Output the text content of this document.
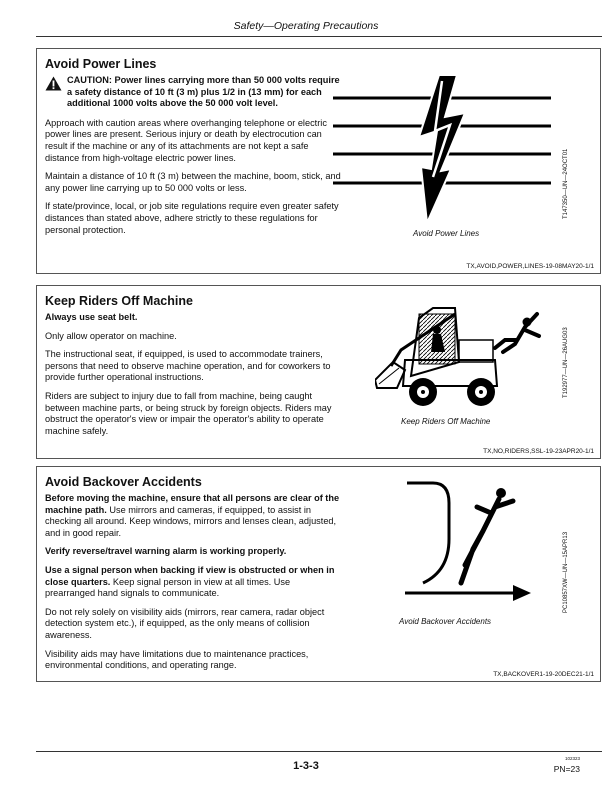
Safety—Operating Precautions
Avoid Power Lines

CAUTION: Power lines carrying more than 50 000 volts require a safety distance of 10 ft (3 m) plus 1/2 in (13 mm) for each additional 1000 volts above the 50 000 volt level.

Approach with caution areas where overhanging telephone or electric power lines are present. Serious injury or death by electrocution can result if the machine or any of its attachments are not kept a safe distance from high-voltage electric power lines.

Maintain a distance of 10 ft (3 m) between the machine, boom, stick, and any power line carrying up to 50 000 volts or less.

If state/province, local, or job site regulations require even greater safety distances than stated above, adhere strictly to these regulations for personal protection.	Avoid Power Lines
T147350—UN—24OCT01
TX,AVOID,POWER,LINES-19-08MAY20-1/1
Keep Riders Off Machine

Always use seat belt.

Only allow operator on machine.

The instructional seat, if equipped, is used to accommodate trainers, persons that need to observe machine operation, and for coworkers to provide further operational instructions.

Riders are subject to injury due to fall from machine, being caught between machine parts, or being struck by foreign objects. Riders may obstruct the operator's view or impair the operator's ability to operate machine safely.

Keep Riders Off Machine
T192977—UN—26AUG03
TX,NO,RIDERS,SSL-19-23APR20-1/1
Avoid Backover Accidents

Before moving the machine, ensure that all persons are clear of the machine path. Use mirrors and cameras, if equipped, to assist in checking all around. Keep windows, mirrors and lenses clean, adjusted, and in good repair.

Verify reverse/travel warning alarm is working properly.

Use a signal person when backing if view is obstructed or when in close quarters. Keep signal person in view at all times. Use prearranged hand signals to communicate.

Do not rely solely on visibility aids (mirrors, rear camera, radar object detection system etc.), if equipped, as the only means of collision awareness.

Visibility aids may have limitations due to maintenance practices, environmental conditions, and operating range.

Avoid Backover Accidents
PC10857XW—UN—15APR13
TX,BACKOVER1-19-20DEC21-1/1
1-3-3
102323
PN=23
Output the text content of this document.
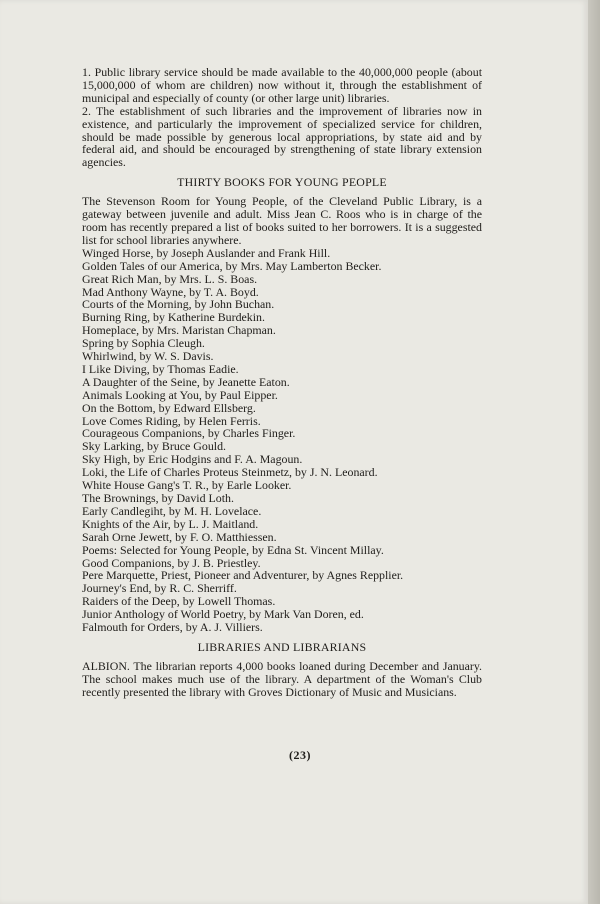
1. Public library service should be made available to the 40,000,000 people (about 15,000,000 of whom are children) now without it, through the establishment of municipal and especially of county (or other large unit) libraries.

2. The establishment of such libraries and the improvement of libraries now in existence, and particularly the improvement of specialized service for children, should be made possible by generous local appropriations, by state aid and by federal aid, and should be encouraged by strengthening of state library extension agencies.

THIRTY BOOKS FOR YOUNG PEOPLE

The Stevenson Room for Young People, of the Cleveland Public Library, is a gateway between juvenile and adult. Miss Jean C. Roos who is in charge of the room has recently prepared a list of books suited to her borrowers. It is a suggested list for school libraries anywhere.

Winged Horse, by Joseph Auslander and Frank Hill.
Golden Tales of our America, by Mrs. May Lamberton Becker.
Great Rich Man, by Mrs. L. S. Boas.
Mad Anthony Wayne, by T. A. Boyd.
Courts of the Morning, by John Buchan.
Burning Ring, by Katherine Burdekin.
Homeplace, by Mrs. Maristan Chapman.
Spring by Sophia Cleugh.
Whirlwind, by W. S. Davis.
I Like Diving, by Thomas Eadie.
A Daughter of the Seine, by Jeanette Eaton.
Animals Looking at You, by Paul Eipper.
On the Bottom, by Edward Ellsberg.
Love Comes Riding, by Helen Ferris.
Courageous Companions, by Charles Finger.
Sky Larking, by Bruce Gould.
Sky High, by Eric Hodgins and F. A. Magoun.
Loki, the Life of Charles Proteus Steinmetz, by J. N. Leonard.
White House Gang's T. R., by Earle Looker.
The Brownings, by David Loth.
Early Candlegiht, by M. H. Lovelace.
Knights of the Air, by L. J. Maitland.
Sarah Orne Jewett, by F. O. Matthiessen.
Poems: Selected for Young People, by Edna St. Vincent Millay.
Good Companions, by J. B. Priestley.
Pere Marquette, Priest, Pioneer and Adventurer, by Agnes Repplier.
Journey's End, by R. C. Sherriff.
Raiders of the Deep, by Lowell Thomas.
Junior Anthology of World Poetry, by Mark Van Doren, ed.
Falmouth for Orders, by A. J. Villiers.
LIBRARIES AND LIBRARIANS

ALBION. The librarian reports 4,000 books loaned during December and January. The school makes much use of the library. A department of the Woman's Club recently presented the library with Groves Dictionary of Music and Musicians.

(23)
□ □ □
*Set exercise*. The pictures should not appear in the copy; every other part of the records above must be returned exactly.

*Task result*.
Output the text content of this document.
Safety—Operating Precautions
Avoid Power Lines

CAUTION: Power lines carrying more than 50 000 volts require a safety distance of 10 ft (3 m) plus 1/2 in (13 mm) for each additional 1000 volts above the 50 000 volt level.

Approach with caution areas where overhanging telephone or electric power lines are present. Serious injury or death by electrocution can result if the machine or any of its attachments are not kept a safe distance from high-voltage electric power lines.

Maintain a distance of 10 ft (3 m) between the machine, boom, stick, and any power line carrying up to 50 000 volts or less.

If state/province, local, or job site regulations require even greater safety distances than stated above, adhere strictly to these regulations for personal protection.	Avoid Power Lines
T147350—UN—24OCT01
TX,AVOID,POWER,LINES-19-08MAY20-1/1
Keep Riders Off Machine

Always use seat belt.

Only allow operator on machine.

The instructional seat, if equipped, is used to accommodate trainers, persons that need to observe machine operation, and for coworkers to provide further operational instructions.

Riders are subject to injury due to fall from machine, being caught between machine parts, or being struck by foreign objects. Riders may obstruct the operator's view or impair the operator's ability to operate machine safely.

Keep Riders Off Machine
T192977—UN—26AUG03
TX,NO,RIDERS,SSL-19-23APR20-1/1
Avoid Backover Accidents

Before moving the machine, ensure that all persons are clear of the machine path. Use mirrors and cameras, if equipped, to assist in checking all around. Keep windows, mirrors and lenses clean, adjusted, and in good repair.

Verify reverse/travel warning alarm is working properly.

Use a signal person when backing if view is obstructed or when in close quarters. Keep signal person in view at all times. Use prearranged hand signals to communicate.

Do not rely solely on visibility aids (mirrors, rear camera, radar object detection system etc.), if equipped, as the only means of collision awareness.

Visibility aids may have limitations due to maintenance practices, environmental conditions, and operating range.

Avoid Backover Accidents
PC10857XW—UN—15APR13
TX,BACKOVER1-19-20DEC21-1/1
1-3-3
102323
PN=23
Output the text content of this document.
1. Public library service should be made available to the 40,000,000 people (about 15,000,000 of whom are children) now without it, through the establishment of municipal and especially of county (or other large unit) libraries.

2. The establishment of such libraries and the improvement of libraries now in existence, and particularly the improvement of specialized service for children, should be made possible by generous local appropriations, by state aid and by federal aid, and should be encouraged by strengthening of state library extension agencies.

THIRTY BOOKS FOR YOUNG PEOPLE

The Stevenson Room for Young People, of the Cleveland Public Library, is a gateway between juvenile and adult. Miss Jean C. Roos who is in charge of the room has recently prepared a list of books suited to her borrowers. It is a suggested list for school libraries anywhere.

Winged Horse, by Joseph Auslander and Frank Hill.
Golden Tales of our America, by Mrs. May Lamberton Becker.
Great Rich Man, by Mrs. L. S. Boas.
Mad Anthony Wayne, by T. A. Boyd.
Courts of the Morning, by John Buchan.
Burning Ring, by Katherine Burdekin.
Homeplace, by Mrs. Maristan Chapman.
Spring by Sophia Cleugh.
Whirlwind, by W. S. Davis.
I Like Diving, by Thomas Eadie.
A Daughter of the Seine, by Jeanette Eaton.
Animals Looking at You, by Paul Eipper.
On the Bottom, by Edward Ellsberg.
Love Comes Riding, by Helen Ferris.
Courageous Companions, by Charles Finger.
Sky Larking, by Bruce Gould.
Sky High, by Eric Hodgins and F. A. Magoun.
Loki, the Life of Charles Proteus Steinmetz, by J. N. Leonard.
White House Gang's T. R., by Earle Looker.
The Brownings, by David Loth.
Early Candlegiht, by M. H. Lovelace.
Knights of the Air, by L. J. Maitland.
Sarah Orne Jewett, by F. O. Matthiessen.
Poems: Selected for Young People, by Edna St. Vincent Millay.
Good Companions, by J. B. Priestley.
Pere Marquette, Priest, Pioneer and Adventurer, by Agnes Repplier.
Journey's End, by R. C. Sherriff.
Raiders of the Deep, by Lowell Thomas.
Junior Anthology of World Poetry, by Mark Van Doren, ed.
Falmouth for Orders, by A. J. Villiers.
LIBRARIES AND LIBRARIANS

ALBION. The librarian reports 4,000 books loaned during December and January. The school makes much use of the library. A department of the Woman's Club recently presented the library with Groves Dictionary of Music and Musicians.

(23)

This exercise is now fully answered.